*Exercise prompt:* Restate the data below word for word. Skip any images it contains.

*Given records:*
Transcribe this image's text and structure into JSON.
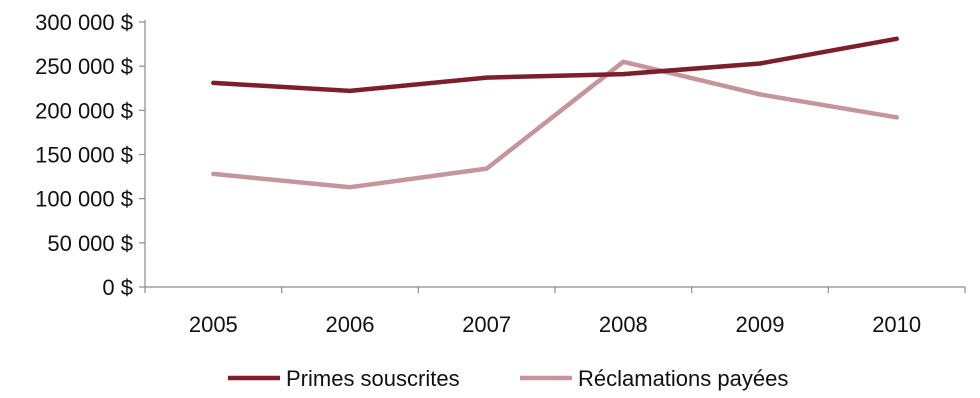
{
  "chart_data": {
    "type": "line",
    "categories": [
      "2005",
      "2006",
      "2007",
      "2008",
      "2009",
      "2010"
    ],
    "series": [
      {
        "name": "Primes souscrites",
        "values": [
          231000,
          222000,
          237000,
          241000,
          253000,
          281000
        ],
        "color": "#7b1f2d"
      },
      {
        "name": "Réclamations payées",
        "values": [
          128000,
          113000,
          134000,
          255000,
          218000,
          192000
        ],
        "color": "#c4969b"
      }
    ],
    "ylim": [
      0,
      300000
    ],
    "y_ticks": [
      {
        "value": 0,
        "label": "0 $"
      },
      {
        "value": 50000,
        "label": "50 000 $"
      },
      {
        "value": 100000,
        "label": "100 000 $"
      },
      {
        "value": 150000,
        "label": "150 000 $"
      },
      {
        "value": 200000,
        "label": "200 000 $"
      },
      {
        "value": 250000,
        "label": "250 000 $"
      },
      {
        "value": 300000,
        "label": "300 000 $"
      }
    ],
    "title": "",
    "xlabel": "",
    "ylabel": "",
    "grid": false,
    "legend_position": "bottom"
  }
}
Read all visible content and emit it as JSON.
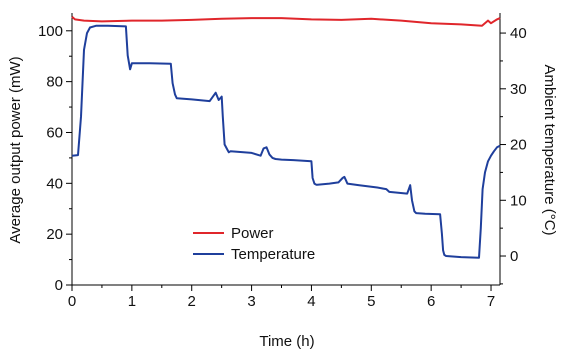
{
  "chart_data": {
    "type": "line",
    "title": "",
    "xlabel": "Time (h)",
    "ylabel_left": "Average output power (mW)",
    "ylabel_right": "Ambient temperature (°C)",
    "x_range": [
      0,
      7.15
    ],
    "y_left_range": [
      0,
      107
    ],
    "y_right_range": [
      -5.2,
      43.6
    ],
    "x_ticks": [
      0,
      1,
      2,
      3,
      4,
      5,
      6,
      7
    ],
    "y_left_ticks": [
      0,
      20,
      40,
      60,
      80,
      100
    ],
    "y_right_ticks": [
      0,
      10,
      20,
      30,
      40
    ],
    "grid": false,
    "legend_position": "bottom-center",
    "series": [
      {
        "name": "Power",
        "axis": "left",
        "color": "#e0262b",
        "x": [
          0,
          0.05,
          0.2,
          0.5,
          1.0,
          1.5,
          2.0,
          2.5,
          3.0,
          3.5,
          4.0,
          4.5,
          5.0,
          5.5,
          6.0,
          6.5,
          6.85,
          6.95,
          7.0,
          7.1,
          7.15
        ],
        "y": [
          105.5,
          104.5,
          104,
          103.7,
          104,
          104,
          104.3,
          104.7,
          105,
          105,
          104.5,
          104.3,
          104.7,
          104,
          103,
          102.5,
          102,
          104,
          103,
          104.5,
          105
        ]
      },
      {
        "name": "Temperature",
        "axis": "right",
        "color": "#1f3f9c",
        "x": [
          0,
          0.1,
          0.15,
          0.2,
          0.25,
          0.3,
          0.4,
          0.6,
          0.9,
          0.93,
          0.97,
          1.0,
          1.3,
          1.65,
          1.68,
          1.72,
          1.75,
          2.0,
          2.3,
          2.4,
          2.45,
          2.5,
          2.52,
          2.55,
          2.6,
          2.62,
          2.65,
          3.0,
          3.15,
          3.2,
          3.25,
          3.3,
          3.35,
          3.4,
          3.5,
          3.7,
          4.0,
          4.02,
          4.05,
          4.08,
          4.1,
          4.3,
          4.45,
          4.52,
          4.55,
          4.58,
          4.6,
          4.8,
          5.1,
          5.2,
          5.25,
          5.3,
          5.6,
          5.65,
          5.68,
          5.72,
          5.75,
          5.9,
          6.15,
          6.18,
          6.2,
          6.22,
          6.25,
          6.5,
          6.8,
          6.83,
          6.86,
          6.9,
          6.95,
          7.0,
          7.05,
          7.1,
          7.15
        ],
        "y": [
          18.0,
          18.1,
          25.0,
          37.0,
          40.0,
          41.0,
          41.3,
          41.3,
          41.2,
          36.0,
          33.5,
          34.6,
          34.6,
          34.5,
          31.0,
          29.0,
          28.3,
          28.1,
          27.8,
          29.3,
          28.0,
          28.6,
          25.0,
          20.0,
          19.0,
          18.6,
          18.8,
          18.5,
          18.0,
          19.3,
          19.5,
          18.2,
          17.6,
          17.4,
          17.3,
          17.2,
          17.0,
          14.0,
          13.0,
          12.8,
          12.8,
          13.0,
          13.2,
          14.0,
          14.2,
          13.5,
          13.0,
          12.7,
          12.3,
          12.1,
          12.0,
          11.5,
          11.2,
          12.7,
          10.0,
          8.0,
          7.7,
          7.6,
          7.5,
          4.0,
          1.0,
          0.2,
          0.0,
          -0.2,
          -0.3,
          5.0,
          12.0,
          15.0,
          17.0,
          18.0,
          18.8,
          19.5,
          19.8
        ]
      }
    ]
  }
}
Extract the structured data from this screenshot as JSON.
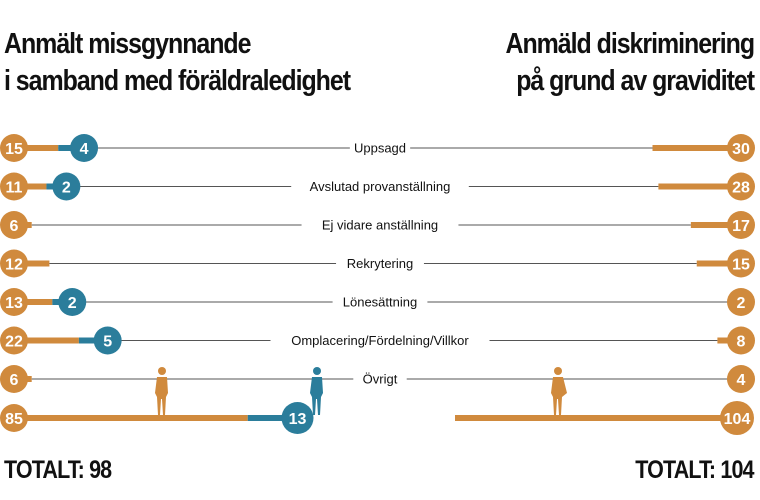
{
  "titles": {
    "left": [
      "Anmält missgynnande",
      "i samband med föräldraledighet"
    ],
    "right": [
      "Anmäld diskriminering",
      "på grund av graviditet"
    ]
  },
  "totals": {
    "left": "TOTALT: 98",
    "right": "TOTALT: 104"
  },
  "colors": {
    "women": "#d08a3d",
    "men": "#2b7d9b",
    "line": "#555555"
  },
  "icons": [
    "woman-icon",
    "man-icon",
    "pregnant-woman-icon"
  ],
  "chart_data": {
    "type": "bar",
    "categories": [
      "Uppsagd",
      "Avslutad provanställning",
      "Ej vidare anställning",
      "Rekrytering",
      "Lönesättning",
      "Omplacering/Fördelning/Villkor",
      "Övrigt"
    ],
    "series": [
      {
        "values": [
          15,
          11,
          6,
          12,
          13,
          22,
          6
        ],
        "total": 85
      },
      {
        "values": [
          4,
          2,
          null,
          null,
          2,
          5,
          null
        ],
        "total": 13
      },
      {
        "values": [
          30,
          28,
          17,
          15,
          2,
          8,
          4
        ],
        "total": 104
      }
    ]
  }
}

*Exercise solution:*
Transcribe this image's text and structure into JSON.
{
  "chart_data": {
    "type": "line",
    "categories": [
      "2005",
      "2006",
      "2007",
      "2008",
      "2009",
      "2010"
    ],
    "series": [
      {
        "name": "Primes souscrites",
        "values": [
          231000,
          222000,
          237000,
          241000,
          253000,
          281000
        ],
        "color": "#7b1f2d"
      },
      {
        "name": "Réclamations payées",
        "values": [
          128000,
          113000,
          134000,
          255000,
          218000,
          192000
        ],
        "color": "#c4969b"
      }
    ],
    "ylim": [
      0,
      300000
    ],
    "y_ticks": [
      {
        "value": 0,
        "label": "0 $"
      },
      {
        "value": 50000,
        "label": "50 000 $"
      },
      {
        "value": 100000,
        "label": "100 000 $"
      },
      {
        "value": 150000,
        "label": "150 000 $"
      },
      {
        "value": 200000,
        "label": "200 000 $"
      },
      {
        "value": 250000,
        "label": "250 000 $"
      },
      {
        "value": 300000,
        "label": "300 000 $"
      }
    ],
    "title": "",
    "xlabel": "",
    "ylabel": "",
    "grid": false,
    "legend_position": "bottom"
  }
}
Read all visible content and emit it as JSON.
{
  "chart_data": {
    "type": "line",
    "title": "",
    "xlabel": "Time (h)",
    "ylabel_left": "Average output power (mW)",
    "ylabel_right": "Ambient temperature (°C)",
    "x_range": [
      0,
      7.15
    ],
    "y_left_range": [
      0,
      107
    ],
    "y_right_range": [
      -5.2,
      43.6
    ],
    "x_ticks": [
      0,
      1,
      2,
      3,
      4,
      5,
      6,
      7
    ],
    "y_left_ticks": [
      0,
      20,
      40,
      60,
      80,
      100
    ],
    "y_right_ticks": [
      0,
      10,
      20,
      30,
      40
    ],
    "grid": false,
    "legend_position": "bottom-center",
    "series": [
      {
        "name": "Power",
        "axis": "left",
        "color": "#e0262b",
        "x": [
          0,
          0.05,
          0.2,
          0.5,
          1.0,
          1.5,
          2.0,
          2.5,
          3.0,
          3.5,
          4.0,
          4.5,
          5.0,
          5.5,
          6.0,
          6.5,
          6.85,
          6.95,
          7.0,
          7.1,
          7.15
        ],
        "y": [
          105.5,
          104.5,
          104,
          103.7,
          104,
          104,
          104.3,
          104.7,
          105,
          105,
          104.5,
          104.3,
          104.7,
          104,
          103,
          102.5,
          102,
          104,
          103,
          104.5,
          105
        ]
      },
      {
        "name": "Temperature",
        "axis": "right",
        "color": "#1f3f9c",
        "x": [
          0,
          0.1,
          0.15,
          0.2,
          0.25,
          0.3,
          0.4,
          0.6,
          0.9,
          0.93,
          0.97,
          1.0,
          1.3,
          1.65,
          1.68,
          1.72,
          1.75,
          2.0,
          2.3,
          2.4,
          2.45,
          2.5,
          2.52,
          2.55,
          2.6,
          2.62,
          2.65,
          3.0,
          3.15,
          3.2,
          3.25,
          3.3,
          3.35,
          3.4,
          3.5,
          3.7,
          4.0,
          4.02,
          4.05,
          4.08,
          4.1,
          4.3,
          4.45,
          4.52,
          4.55,
          4.58,
          4.6,
          4.8,
          5.1,
          5.2,
          5.25,
          5.3,
          5.6,
          5.65,
          5.68,
          5.72,
          5.75,
          5.9,
          6.15,
          6.18,
          6.2,
          6.22,
          6.25,
          6.5,
          6.8,
          6.83,
          6.86,
          6.9,
          6.95,
          7.0,
          7.05,
          7.1,
          7.15
        ],
        "y": [
          18.0,
          18.1,
          25.0,
          37.0,
          40.0,
          41.0,
          41.3,
          41.3,
          41.2,
          36.0,
          33.5,
          34.6,
          34.6,
          34.5,
          31.0,
          29.0,
          28.3,
          28.1,
          27.8,
          29.3,
          28.0,
          28.6,
          25.0,
          20.0,
          19.0,
          18.6,
          18.8,
          18.5,
          18.0,
          19.3,
          19.5,
          18.2,
          17.6,
          17.4,
          17.3,
          17.2,
          17.0,
          14.0,
          13.0,
          12.8,
          12.8,
          13.0,
          13.2,
          14.0,
          14.2,
          13.5,
          13.0,
          12.7,
          12.3,
          12.1,
          12.0,
          11.5,
          11.2,
          12.7,
          10.0,
          8.0,
          7.7,
          7.6,
          7.5,
          4.0,
          1.0,
          0.2,
          0.0,
          -0.2,
          -0.3,
          5.0,
          12.0,
          15.0,
          17.0,
          18.0,
          18.8,
          19.5,
          19.8
        ]
      }
    ]
  }
}
Extract the structured data from this screenshot as JSON.
{
  "titles": {
    "left": [
      "Anmält missgynnande",
      "i samband med föräldraledighet"
    ],
    "right": [
      "Anmäld diskriminering",
      "på grund av graviditet"
    ]
  },
  "totals": {
    "left": "TOTALT: 98",
    "right": "TOTALT: 104"
  },
  "colors": {
    "women": "#d08a3d",
    "men": "#2b7d9b",
    "line": "#555555"
  },
  "icons": [
    "woman-icon",
    "man-icon",
    "pregnant-woman-icon"
  ],
  "chart_data": {
    "type": "bar",
    "categories": [
      "Uppsagd",
      "Avslutad provanställning",
      "Ej vidare anställning",
      "Rekrytering",
      "Lönesättning",
      "Omplacering/Fördelning/Villkor",
      "Övrigt"
    ],
    "series": [
      {
        "values": [
          15,
          11,
          6,
          12,
          13,
          22,
          6
        ],
        "total": 85
      },
      {
        "values": [
          4,
          2,
          null,
          null,
          2,
          5,
          null
        ],
        "total": 13
      },
      {
        "values": [
          30,
          28,
          17,
          15,
          2,
          8,
          4
        ],
        "total": 104
      }
    ]
  }
}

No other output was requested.